• _Task to carry out_
Tally the lines containing the word "Skenario" and give the total alone.

------------------------------

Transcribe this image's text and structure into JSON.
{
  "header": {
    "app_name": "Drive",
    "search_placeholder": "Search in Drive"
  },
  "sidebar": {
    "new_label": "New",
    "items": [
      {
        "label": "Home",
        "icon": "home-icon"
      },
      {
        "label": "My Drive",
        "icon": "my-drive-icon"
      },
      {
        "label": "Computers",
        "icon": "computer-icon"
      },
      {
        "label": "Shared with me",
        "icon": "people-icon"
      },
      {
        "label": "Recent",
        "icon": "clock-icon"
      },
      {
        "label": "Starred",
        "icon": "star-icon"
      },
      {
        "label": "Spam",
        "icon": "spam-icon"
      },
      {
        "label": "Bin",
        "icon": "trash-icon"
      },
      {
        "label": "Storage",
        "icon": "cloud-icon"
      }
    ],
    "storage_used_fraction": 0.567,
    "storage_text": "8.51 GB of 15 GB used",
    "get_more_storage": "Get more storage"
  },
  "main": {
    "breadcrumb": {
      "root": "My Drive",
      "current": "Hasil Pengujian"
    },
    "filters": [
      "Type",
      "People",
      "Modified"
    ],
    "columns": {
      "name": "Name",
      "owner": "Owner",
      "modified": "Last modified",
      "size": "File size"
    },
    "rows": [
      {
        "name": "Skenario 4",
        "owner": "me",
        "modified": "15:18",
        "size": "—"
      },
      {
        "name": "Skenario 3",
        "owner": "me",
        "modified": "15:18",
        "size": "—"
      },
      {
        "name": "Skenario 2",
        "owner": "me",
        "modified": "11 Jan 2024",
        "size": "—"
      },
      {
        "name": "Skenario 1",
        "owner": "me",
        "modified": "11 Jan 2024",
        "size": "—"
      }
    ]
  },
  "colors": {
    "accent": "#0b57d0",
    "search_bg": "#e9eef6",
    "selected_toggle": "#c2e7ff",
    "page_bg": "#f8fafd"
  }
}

------------------------------

• _The output_
4